• **What is asked**
Give the data a second time, exactly and in full.

:: Records shown

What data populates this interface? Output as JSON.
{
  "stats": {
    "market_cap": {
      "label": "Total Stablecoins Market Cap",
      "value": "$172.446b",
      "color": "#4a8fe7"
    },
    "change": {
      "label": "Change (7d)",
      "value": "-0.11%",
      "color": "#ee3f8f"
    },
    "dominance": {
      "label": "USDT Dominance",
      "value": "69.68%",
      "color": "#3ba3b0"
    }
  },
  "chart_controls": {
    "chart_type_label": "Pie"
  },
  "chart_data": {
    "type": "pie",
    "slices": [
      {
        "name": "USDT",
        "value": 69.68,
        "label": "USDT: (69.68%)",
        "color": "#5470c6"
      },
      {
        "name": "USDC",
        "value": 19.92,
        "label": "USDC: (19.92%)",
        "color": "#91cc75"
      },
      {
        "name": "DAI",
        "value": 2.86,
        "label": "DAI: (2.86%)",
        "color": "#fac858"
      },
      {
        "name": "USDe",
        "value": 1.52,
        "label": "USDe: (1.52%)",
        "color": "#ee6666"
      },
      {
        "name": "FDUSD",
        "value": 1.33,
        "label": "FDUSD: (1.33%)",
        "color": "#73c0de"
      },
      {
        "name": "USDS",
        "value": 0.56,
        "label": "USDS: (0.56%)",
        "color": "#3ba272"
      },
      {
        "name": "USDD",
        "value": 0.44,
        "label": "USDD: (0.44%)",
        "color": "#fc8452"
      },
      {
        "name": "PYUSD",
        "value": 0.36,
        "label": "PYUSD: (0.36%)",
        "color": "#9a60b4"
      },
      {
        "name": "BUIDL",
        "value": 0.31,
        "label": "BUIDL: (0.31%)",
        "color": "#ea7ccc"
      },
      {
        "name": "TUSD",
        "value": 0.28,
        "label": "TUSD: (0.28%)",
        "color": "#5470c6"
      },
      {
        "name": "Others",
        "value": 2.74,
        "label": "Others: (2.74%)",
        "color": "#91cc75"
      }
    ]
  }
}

::::

• **Solution to this task**
What data populates this interface? Output as JSON.
{
  "stats": {
    "market_cap": {
      "label": "Total Stablecoins Market Cap",
      "value": "$172.446b",
      "color": "#4a8fe7"
    },
    "change": {
      "label": "Change (7d)",
      "value": "-0.11%",
      "color": "#ee3f8f"
    },
    "dominance": {
      "label": "USDT Dominance",
      "value": "69.68%",
      "color": "#3ba3b0"
    }
  },
  "chart_controls": {
    "chart_type_label": "Pie"
  },
  "chart_data": {
    "type": "pie",
    "slices": [
      {
        "name": "USDT",
        "value": 69.68,
        "label": "USDT: (69.68%)",
        "color": "#5470c6"
      },
      {
        "name": "USDC",
        "value": 19.92,
        "label": "USDC: (19.92%)",
        "color": "#91cc75"
      },
      {
        "name": "DAI",
        "value": 2.86,
        "label": "DAI: (2.86%)",
        "color": "#fac858"
      },
      {
        "name": "USDe",
        "value": 1.52,
        "label": "USDe: (1.52%)",
        "color": "#ee6666"
      },
      {
        "name": "FDUSD",
        "value": 1.33,
        "label": "FDUSD: (1.33%)",
        "color": "#73c0de"
      },
      {
        "name": "USDS",
        "value": 0.56,
        "label": "USDS: (0.56%)",
        "color": "#3ba272"
      },
      {
        "name": "USDD",
        "value": 0.44,
        "label": "USDD: (0.44%)",
        "color": "#fc8452"
      },
      {
        "name": "PYUSD",
        "value": 0.36,
        "label": "PYUSD: (0.36%)",
        "color": "#9a60b4"
      },
      {
        "name": "BUIDL",
        "value": 0.31,
        "label": "BUIDL: (0.31%)",
        "color": "#ea7ccc"
      },
      {
        "name": "TUSD",
        "value": 0.28,
        "label": "TUSD: (0.28%)",
        "color": "#5470c6"
      },
      {
        "name": "Others",
        "value": 2.74,
        "label": "Others: (2.74%)",
        "color": "#91cc75"
      }
    ]
  }
}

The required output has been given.